[Request]: Pull every line containing the word "JSON" from the records.

*** The input

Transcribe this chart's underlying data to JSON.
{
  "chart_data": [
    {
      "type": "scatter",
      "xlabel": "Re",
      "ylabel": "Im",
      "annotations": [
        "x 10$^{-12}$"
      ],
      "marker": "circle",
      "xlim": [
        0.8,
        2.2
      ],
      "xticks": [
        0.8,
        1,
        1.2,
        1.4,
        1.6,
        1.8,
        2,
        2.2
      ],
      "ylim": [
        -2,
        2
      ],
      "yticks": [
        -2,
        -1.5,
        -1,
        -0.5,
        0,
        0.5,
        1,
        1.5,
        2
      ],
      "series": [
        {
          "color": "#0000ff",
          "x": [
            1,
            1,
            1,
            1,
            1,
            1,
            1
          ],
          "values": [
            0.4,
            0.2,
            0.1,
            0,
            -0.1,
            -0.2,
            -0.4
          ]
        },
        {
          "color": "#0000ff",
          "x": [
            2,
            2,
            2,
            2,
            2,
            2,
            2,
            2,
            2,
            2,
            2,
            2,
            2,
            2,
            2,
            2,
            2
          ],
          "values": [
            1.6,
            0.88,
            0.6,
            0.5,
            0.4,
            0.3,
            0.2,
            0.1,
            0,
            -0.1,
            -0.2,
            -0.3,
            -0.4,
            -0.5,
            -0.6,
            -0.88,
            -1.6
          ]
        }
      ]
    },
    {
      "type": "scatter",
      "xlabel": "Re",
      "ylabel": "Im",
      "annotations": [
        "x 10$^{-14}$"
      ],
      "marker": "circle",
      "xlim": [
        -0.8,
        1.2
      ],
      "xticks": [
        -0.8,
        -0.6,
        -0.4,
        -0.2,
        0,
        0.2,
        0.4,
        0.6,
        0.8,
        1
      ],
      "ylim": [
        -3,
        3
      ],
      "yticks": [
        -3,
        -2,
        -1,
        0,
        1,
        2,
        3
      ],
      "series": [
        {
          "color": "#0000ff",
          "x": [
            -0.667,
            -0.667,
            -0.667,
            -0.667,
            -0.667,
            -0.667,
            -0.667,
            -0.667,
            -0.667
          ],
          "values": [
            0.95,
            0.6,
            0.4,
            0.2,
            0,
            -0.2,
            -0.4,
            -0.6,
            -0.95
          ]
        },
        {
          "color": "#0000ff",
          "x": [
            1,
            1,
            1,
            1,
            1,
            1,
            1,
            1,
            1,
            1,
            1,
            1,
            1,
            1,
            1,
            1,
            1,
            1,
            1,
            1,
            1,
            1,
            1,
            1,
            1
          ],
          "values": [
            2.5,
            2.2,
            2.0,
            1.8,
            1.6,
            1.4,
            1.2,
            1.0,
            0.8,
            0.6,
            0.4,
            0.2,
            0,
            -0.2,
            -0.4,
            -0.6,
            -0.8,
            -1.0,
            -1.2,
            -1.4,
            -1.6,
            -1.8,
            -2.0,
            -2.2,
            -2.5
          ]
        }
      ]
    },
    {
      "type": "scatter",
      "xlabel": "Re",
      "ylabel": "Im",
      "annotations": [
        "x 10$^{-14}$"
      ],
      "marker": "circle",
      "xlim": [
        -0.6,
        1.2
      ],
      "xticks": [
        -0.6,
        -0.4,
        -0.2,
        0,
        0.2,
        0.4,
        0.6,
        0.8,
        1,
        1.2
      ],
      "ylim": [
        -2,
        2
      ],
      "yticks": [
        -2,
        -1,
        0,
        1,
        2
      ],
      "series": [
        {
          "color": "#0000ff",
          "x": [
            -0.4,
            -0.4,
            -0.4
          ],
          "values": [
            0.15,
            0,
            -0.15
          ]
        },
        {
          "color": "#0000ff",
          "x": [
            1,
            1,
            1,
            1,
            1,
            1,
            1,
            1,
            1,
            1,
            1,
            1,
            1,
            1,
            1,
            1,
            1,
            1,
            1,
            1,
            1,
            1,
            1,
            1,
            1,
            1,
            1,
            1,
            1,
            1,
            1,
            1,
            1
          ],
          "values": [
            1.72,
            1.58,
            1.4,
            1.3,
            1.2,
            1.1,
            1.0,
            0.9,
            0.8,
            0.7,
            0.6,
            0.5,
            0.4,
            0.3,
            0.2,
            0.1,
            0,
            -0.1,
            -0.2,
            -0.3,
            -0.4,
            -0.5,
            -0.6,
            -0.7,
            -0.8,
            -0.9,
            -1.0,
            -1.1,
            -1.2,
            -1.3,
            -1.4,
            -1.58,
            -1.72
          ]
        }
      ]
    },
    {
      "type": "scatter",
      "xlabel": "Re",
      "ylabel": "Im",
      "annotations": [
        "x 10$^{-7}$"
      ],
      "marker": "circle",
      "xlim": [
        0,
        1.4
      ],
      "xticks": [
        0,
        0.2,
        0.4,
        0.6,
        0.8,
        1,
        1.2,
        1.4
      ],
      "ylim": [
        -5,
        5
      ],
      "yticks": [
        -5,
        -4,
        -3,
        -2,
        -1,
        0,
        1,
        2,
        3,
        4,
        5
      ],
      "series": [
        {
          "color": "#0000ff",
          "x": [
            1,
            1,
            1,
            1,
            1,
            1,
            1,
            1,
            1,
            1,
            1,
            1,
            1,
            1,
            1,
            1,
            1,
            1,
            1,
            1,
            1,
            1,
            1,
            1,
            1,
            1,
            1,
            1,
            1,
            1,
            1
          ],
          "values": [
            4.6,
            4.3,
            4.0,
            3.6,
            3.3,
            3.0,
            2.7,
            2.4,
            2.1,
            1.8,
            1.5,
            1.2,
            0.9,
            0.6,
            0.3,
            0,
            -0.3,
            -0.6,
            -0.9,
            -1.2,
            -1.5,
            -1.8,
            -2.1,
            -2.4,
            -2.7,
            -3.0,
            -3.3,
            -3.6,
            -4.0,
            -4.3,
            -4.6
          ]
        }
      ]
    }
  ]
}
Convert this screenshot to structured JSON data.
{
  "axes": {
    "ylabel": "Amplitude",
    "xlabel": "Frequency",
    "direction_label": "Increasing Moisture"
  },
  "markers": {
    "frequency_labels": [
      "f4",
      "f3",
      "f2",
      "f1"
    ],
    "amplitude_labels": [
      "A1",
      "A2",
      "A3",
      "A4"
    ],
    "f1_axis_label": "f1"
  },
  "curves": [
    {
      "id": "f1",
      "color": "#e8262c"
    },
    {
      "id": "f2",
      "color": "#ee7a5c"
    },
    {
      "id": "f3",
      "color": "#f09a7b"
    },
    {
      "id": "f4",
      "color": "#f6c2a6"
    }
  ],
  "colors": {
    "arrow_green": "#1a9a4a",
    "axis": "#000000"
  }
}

******

[Correct result]:
Transcribe this chart's underlying data to JSON.
Convert this screenshot to structured JSON data.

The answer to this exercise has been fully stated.